[start DATA ROWS]

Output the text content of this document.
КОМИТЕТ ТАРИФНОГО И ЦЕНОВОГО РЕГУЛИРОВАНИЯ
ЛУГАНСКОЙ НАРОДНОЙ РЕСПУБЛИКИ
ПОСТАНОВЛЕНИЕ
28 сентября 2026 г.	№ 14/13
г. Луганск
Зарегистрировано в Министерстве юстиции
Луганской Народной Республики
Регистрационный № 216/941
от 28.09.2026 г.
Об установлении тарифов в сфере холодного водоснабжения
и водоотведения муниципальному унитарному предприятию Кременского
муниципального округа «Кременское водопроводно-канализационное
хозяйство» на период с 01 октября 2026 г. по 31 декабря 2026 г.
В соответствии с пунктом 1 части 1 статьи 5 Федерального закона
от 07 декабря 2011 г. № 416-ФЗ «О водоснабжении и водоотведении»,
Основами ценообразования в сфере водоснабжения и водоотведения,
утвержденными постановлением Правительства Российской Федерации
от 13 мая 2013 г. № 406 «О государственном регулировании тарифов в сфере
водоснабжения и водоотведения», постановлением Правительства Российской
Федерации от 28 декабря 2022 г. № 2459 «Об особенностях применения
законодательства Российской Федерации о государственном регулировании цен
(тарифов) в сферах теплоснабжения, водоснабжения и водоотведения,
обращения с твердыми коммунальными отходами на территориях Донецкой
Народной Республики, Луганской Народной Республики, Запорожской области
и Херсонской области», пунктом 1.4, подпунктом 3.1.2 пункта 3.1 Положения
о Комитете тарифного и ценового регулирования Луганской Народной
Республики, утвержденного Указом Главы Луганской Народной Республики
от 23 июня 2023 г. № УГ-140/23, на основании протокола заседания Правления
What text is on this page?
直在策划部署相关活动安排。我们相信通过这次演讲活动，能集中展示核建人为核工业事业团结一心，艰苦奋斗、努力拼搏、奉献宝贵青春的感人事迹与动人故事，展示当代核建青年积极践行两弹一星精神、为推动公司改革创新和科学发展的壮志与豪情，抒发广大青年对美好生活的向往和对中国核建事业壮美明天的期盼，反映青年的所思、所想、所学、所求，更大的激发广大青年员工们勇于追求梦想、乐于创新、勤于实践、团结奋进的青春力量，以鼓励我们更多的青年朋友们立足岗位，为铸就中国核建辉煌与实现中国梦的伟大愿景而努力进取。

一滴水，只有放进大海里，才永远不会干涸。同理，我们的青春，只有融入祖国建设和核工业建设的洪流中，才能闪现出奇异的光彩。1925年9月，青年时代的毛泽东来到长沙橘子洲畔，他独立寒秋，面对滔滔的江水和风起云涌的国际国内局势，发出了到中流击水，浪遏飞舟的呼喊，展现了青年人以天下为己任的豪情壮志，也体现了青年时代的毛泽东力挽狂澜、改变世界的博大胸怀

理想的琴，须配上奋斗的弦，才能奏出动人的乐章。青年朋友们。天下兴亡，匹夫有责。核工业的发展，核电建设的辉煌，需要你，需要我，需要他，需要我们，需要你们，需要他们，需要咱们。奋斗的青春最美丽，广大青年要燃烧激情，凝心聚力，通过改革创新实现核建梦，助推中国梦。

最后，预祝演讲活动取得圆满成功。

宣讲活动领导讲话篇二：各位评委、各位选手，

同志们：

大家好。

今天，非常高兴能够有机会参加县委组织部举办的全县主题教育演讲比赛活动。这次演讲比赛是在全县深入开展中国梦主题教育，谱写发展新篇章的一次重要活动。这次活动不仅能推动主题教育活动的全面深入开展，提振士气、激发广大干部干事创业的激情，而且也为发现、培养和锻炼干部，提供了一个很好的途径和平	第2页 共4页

[end DATA ROWS]

- TASK BRIEF -
Reproduce every record above exactly as it appears.

- ANSWER TO THIS EXERCISE -
Output the text content of this document.
КОМИТЕТ ТАРИФНОГО И ЦЕНОВОГО РЕГУЛИРОВАНИЯ
ЛУГАНСКОЙ НАРОДНОЙ РЕСПУБЛИКИ
ПОСТАНОВЛЕНИЕ
28 сентября 2026 г.	№ 14/13
г. Луганск
Зарегистрировано в Министерстве юстиции
Луганской Народной Республики
Регистрационный № 216/941
от 28.09.2026 г.
Об установлении тарифов в сфере холодного водоснабжения
и водоотведения муниципальному унитарному предприятию Кременского
муниципального округа «Кременское водопроводно-канализационное
хозяйство» на период с 01 октября 2026 г. по 31 декабря 2026 г.
В соответствии с пунктом 1 части 1 статьи 5 Федерального закона
от 07 декабря 2011 г. № 416-ФЗ «О водоснабжении и водоотведении»,
Основами ценообразования в сфере водоснабжения и водоотведения,
утвержденными постановлением Правительства Российской Федерации
от 13 мая 2013 г. № 406 «О государственном регулировании тарифов в сфере
водоснабжения и водоотведения», постановлением Правительства Российской
Федерации от 28 декабря 2022 г. № 2459 «Об особенностях применения
законодательства Российской Федерации о государственном регулировании цен
(тарифов) в сферах теплоснабжения, водоснабжения и водоотведения,
обращения с твердыми коммунальными отходами на территориях Донецкой
Народной Республики, Луганской Народной Республики, Запорожской области
и Херсонской области», пунктом 1.4, подпунктом 3.1.2 пункта 3.1 Положения
о Комитете тарифного и ценового регулирования Луганской Народной
Республики, утвержденного Указом Главы Луганской Народной Республики
от 23 июня 2023 г. № УГ-140/23, на основании протокола заседания Правления
What text is on this page?
直在策划部署相关活动安排。我们相信通过这次演讲活动，能集中展示核建人为核工业事业团结一心，艰苦奋斗、努力拼搏、奉献宝贵青春的感人事迹与动人故事，展示当代核建青年积极践行两弹一星精神、为推动公司改革创新和科学发展的壮志与豪情，抒发广大青年对美好生活的向往和对中国核建事业壮美明天的期盼，反映青年的所思、所想、所学、所求，更大的激发广大青年员工们勇于追求梦想、乐于创新、勤于实践、团结奋进的青春力量，以鼓励我们更多的青年朋友们立足岗位，为铸就中国核建辉煌与实现中国梦的伟大愿景而努力进取。

一滴水，只有放进大海里，才永远不会干涸。同理，我们的青春，只有融入祖国建设和核工业建设的洪流中，才能闪现出奇异的光彩。1925年9月，青年时代的毛泽东来到长沙橘子洲畔，他独立寒秋，面对滔滔的江水和风起云涌的国际国内局势，发出了到中流击水，浪遏飞舟的呼喊，展现了青年人以天下为己任的豪情壮志，也体现了青年时代的毛泽东力挽狂澜、改变世界的博大胸怀

理想的琴，须配上奋斗的弦，才能奏出动人的乐章。青年朋友们。天下兴亡，匹夫有责。核工业的发展，核电建设的辉煌，需要你，需要我，需要他，需要我们，需要你们，需要他们，需要咱们。奋斗的青春最美丽，广大青年要燃烧激情，凝心聚力，通过改革创新实现核建梦，助推中国梦。

最后，预祝演讲活动取得圆满成功。

宣讲活动领导讲话篇二：各位评委、各位选手，

同志们：

大家好。

今天，非常高兴能够有机会参加县委组织部举办的全县主题教育演讲比赛活动。这次演讲比赛是在全县深入开展中国梦主题教育，谱写发展新篇章的一次重要活动。这次活动不仅能推动主题教育活动的全面深入开展，提振士气、激发广大干部干事创业的激情，而且也为发现、培养和锻炼干部，提供了一个很好的途径和平	第2页 共4页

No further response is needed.